[Figure record listings]
==========

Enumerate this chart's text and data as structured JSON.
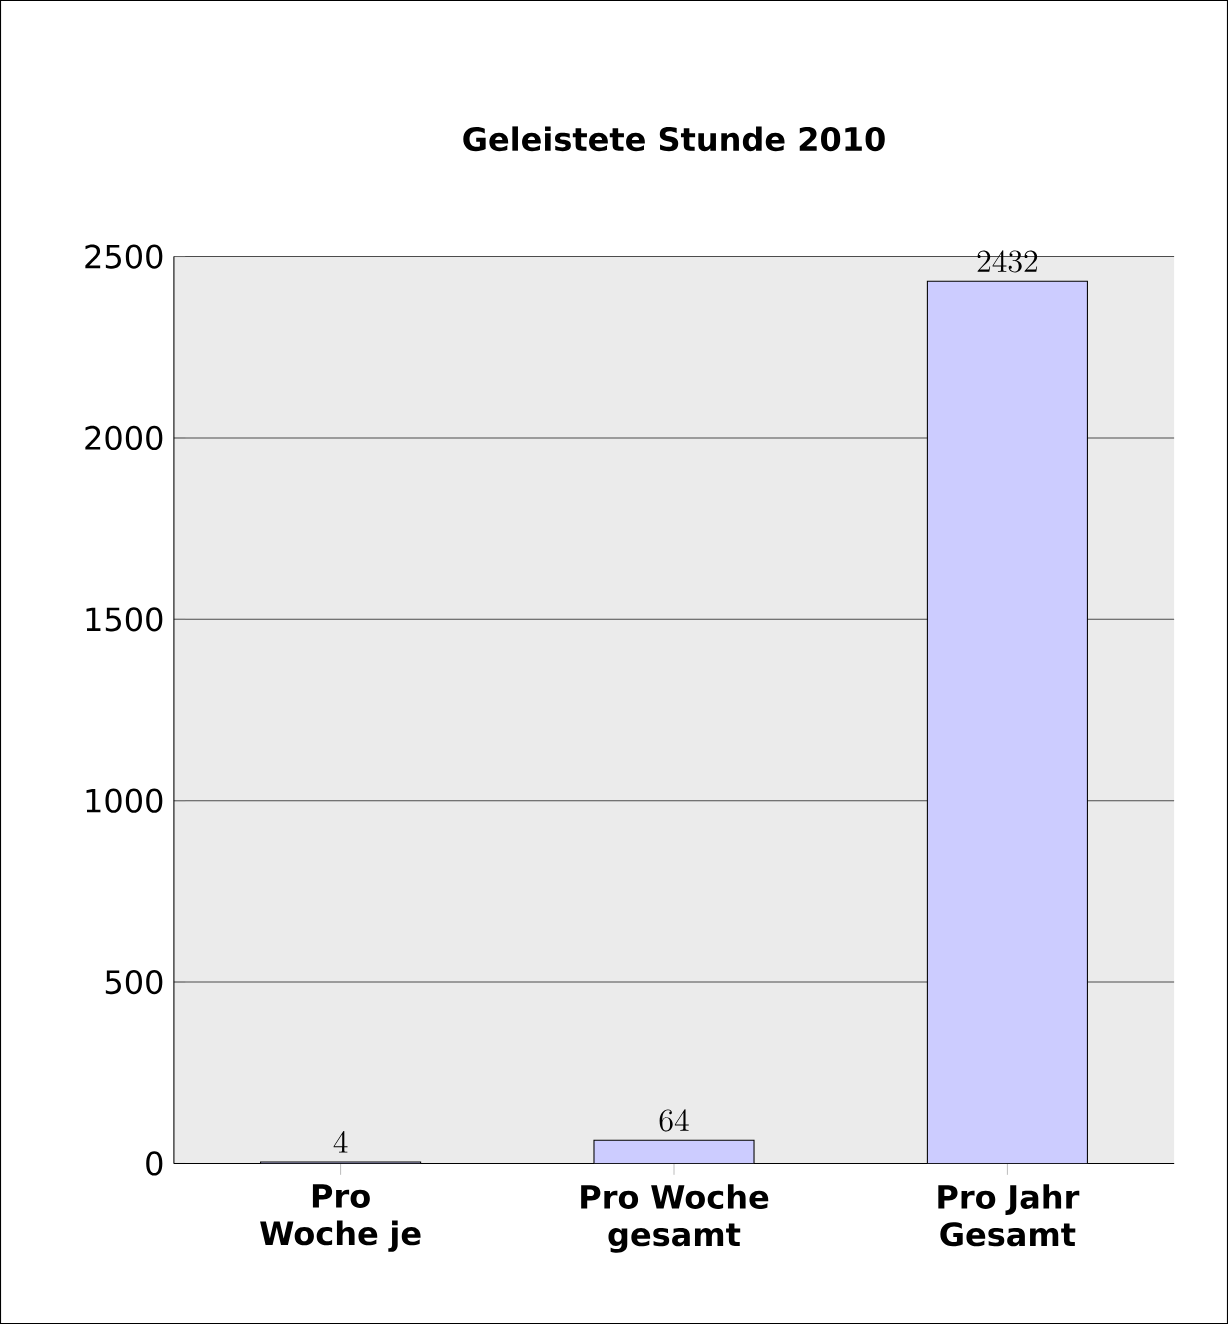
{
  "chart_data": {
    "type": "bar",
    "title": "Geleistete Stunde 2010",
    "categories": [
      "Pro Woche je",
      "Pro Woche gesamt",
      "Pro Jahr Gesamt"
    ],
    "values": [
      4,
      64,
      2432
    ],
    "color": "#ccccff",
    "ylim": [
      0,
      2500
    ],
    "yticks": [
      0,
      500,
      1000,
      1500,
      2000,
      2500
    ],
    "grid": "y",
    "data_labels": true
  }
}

==========

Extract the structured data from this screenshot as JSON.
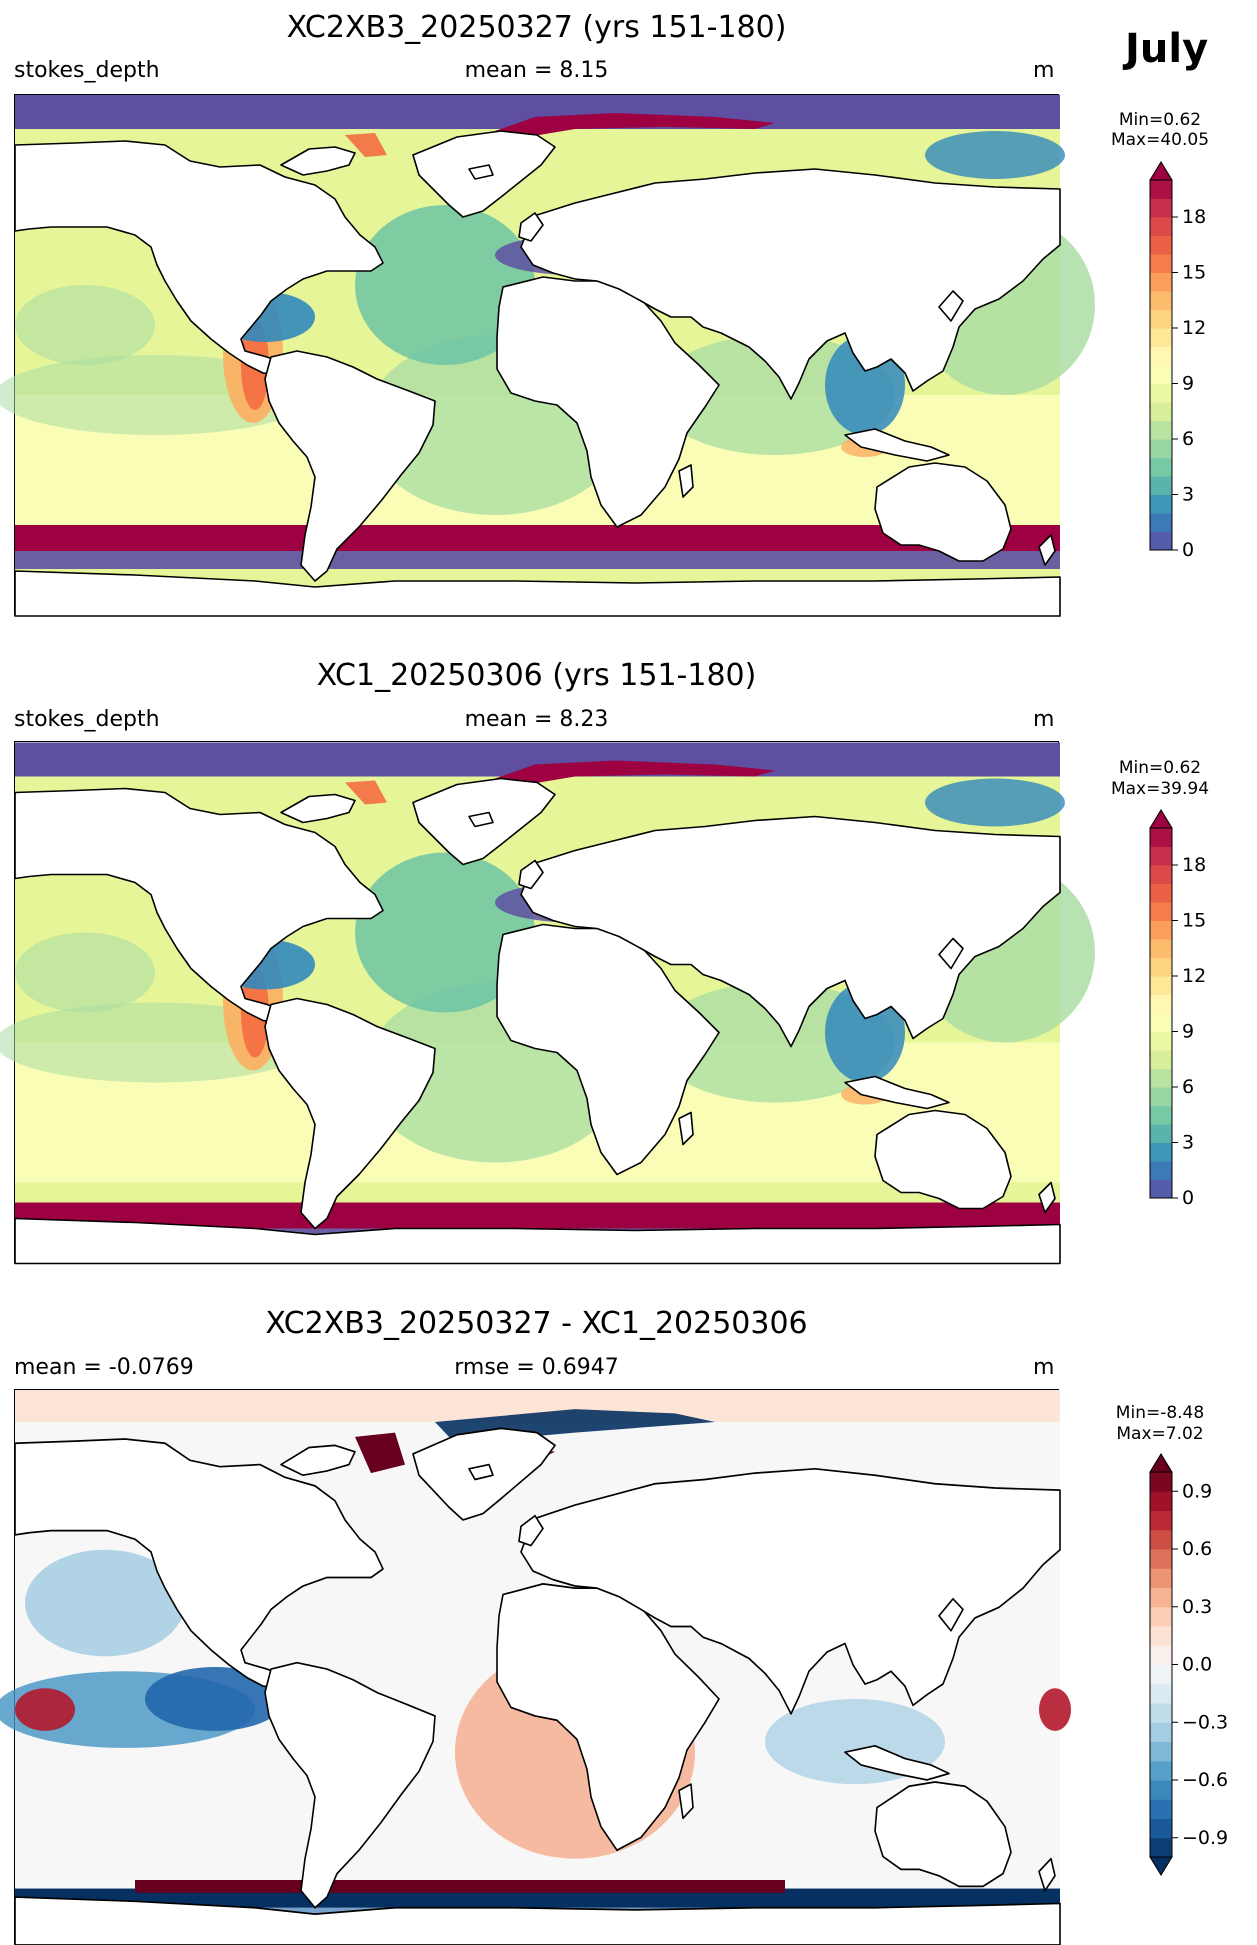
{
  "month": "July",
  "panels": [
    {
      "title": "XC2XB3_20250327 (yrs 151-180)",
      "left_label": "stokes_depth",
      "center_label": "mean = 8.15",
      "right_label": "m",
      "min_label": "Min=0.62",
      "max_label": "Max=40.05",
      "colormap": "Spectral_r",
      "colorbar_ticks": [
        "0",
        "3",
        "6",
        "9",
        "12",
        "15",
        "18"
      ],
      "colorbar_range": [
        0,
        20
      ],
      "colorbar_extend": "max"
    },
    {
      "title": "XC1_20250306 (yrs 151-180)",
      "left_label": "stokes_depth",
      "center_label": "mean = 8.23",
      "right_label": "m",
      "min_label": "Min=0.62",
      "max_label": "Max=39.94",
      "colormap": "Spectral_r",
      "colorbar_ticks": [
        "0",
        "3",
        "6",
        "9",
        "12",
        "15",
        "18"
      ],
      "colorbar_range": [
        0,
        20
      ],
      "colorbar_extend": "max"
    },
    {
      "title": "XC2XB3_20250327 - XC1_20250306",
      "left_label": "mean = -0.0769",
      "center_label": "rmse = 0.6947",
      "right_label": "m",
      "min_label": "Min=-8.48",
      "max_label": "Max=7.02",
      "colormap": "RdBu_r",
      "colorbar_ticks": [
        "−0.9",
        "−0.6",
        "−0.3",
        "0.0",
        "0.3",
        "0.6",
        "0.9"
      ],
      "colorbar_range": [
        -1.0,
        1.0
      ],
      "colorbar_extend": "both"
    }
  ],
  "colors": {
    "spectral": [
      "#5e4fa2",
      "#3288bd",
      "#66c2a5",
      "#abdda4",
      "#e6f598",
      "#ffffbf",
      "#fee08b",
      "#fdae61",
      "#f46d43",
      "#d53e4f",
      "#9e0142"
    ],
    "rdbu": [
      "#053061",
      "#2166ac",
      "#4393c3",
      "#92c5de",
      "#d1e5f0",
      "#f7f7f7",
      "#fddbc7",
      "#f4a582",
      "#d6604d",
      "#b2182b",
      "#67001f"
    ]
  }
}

==========

▸ Stated task:
In how many lines of the data does the string "this" appear? Give only the number.

▸ Output of the task:
2